= OBJECTIVE =
Check each line of the material below for "from", then copy the ones that contain it.

## start DATA TO PROCESS

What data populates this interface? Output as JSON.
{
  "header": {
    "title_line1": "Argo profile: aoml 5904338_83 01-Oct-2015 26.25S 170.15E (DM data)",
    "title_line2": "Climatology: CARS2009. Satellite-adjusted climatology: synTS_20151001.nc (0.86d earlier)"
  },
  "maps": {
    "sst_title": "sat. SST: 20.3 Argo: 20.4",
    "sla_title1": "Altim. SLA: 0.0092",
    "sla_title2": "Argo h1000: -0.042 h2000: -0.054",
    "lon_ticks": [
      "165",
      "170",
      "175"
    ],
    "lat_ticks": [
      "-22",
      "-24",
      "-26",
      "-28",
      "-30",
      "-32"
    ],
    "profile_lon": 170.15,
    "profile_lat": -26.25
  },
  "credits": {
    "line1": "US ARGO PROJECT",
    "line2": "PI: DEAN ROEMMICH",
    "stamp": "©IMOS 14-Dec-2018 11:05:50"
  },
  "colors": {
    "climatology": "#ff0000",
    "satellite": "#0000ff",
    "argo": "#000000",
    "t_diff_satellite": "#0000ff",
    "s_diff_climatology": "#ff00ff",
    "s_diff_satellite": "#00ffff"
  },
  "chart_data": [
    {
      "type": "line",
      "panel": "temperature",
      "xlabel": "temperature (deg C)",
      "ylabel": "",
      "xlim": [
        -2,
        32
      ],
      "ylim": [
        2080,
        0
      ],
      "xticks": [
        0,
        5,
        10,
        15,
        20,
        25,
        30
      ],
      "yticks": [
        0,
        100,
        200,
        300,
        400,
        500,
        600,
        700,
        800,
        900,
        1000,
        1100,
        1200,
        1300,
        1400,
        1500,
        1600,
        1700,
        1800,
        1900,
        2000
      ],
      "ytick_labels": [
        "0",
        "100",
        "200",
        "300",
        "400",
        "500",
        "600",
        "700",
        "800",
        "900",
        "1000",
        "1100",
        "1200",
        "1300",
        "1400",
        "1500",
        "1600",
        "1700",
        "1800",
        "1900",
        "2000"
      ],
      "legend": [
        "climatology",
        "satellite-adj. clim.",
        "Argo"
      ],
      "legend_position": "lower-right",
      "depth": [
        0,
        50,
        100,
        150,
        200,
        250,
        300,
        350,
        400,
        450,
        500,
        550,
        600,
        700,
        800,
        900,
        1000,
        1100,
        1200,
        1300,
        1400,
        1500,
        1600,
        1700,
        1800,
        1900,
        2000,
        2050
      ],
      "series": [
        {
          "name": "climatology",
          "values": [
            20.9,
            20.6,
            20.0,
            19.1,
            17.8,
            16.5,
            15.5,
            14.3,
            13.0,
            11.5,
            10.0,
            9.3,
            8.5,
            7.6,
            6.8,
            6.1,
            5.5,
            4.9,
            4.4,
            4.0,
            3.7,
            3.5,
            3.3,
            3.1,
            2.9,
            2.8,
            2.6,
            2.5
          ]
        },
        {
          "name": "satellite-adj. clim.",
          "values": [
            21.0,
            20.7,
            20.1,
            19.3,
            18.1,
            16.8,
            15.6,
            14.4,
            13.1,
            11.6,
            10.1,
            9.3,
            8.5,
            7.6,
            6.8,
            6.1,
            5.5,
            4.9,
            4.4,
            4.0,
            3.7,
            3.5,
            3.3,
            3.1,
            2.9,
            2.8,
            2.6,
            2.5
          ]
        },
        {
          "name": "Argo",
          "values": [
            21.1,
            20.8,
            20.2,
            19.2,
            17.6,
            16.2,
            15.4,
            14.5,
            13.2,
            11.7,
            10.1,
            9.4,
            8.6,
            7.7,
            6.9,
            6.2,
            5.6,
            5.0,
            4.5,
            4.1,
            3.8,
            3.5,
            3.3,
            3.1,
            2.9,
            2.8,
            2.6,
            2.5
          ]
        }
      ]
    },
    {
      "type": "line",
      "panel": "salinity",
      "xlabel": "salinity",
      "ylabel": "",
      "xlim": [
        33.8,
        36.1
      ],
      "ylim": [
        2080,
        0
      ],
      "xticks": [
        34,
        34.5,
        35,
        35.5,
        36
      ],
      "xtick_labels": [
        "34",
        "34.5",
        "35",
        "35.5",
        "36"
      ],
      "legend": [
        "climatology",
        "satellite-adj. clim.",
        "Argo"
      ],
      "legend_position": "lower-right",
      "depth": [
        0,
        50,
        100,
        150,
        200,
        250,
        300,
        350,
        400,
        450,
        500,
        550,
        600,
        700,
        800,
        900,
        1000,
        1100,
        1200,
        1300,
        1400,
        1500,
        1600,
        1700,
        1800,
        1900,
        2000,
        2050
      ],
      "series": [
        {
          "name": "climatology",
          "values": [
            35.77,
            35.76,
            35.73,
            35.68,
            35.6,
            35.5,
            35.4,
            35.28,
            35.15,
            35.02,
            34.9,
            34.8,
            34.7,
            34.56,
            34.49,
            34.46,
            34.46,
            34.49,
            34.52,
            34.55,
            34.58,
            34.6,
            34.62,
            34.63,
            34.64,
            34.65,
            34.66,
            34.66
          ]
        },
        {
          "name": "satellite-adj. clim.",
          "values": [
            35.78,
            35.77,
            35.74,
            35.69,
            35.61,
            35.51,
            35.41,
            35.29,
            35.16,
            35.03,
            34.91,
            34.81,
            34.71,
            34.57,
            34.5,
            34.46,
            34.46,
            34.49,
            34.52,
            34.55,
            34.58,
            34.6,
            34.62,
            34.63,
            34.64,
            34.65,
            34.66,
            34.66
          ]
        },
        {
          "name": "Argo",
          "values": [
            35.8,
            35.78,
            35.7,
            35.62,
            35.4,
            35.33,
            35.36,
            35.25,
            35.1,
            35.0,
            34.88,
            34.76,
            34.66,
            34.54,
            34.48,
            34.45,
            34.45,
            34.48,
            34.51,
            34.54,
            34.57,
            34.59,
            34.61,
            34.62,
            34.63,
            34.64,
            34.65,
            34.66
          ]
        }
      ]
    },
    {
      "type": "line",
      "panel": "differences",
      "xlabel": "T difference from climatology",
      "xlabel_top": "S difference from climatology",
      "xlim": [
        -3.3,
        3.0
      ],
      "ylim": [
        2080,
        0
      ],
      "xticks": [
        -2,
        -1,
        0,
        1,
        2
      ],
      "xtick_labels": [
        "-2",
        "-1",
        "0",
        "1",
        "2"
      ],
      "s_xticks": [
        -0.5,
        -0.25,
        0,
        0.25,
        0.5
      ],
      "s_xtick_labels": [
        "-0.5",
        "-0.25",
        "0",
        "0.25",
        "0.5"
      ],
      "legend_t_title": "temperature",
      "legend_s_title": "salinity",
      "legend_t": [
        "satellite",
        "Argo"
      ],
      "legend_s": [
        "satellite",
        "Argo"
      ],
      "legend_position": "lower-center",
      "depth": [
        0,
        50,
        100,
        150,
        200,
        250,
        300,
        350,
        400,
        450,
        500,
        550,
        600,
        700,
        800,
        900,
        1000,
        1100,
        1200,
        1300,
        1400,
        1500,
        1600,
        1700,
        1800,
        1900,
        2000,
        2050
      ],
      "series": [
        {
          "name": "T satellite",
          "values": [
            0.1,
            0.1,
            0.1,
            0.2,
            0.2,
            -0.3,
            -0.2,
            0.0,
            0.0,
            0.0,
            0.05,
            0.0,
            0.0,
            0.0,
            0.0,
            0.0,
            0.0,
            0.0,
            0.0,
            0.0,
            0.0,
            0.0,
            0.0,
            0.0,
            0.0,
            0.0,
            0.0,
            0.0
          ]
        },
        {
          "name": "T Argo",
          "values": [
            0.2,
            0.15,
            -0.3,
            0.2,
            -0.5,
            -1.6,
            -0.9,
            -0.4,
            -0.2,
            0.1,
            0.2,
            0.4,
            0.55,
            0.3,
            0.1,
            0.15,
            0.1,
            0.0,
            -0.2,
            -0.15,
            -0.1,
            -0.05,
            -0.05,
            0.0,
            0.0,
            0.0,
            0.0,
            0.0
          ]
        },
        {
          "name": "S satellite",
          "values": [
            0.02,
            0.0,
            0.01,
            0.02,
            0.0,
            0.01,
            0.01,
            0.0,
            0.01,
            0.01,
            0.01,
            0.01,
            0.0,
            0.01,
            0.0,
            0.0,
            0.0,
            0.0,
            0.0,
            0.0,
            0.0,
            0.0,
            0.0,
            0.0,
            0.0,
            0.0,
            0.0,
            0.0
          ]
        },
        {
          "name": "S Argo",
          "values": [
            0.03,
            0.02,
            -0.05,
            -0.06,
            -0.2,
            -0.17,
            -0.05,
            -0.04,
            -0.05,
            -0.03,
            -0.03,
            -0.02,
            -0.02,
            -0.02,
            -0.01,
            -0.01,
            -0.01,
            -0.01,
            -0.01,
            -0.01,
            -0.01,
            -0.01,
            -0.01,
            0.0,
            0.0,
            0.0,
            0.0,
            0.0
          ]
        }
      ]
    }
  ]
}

## end DATA TO PROCESS

= SOLUTION TO THIS PROBLEM =
      "xlabel": "T difference from climatology",
      "xlabel_top": "S difference from climatology",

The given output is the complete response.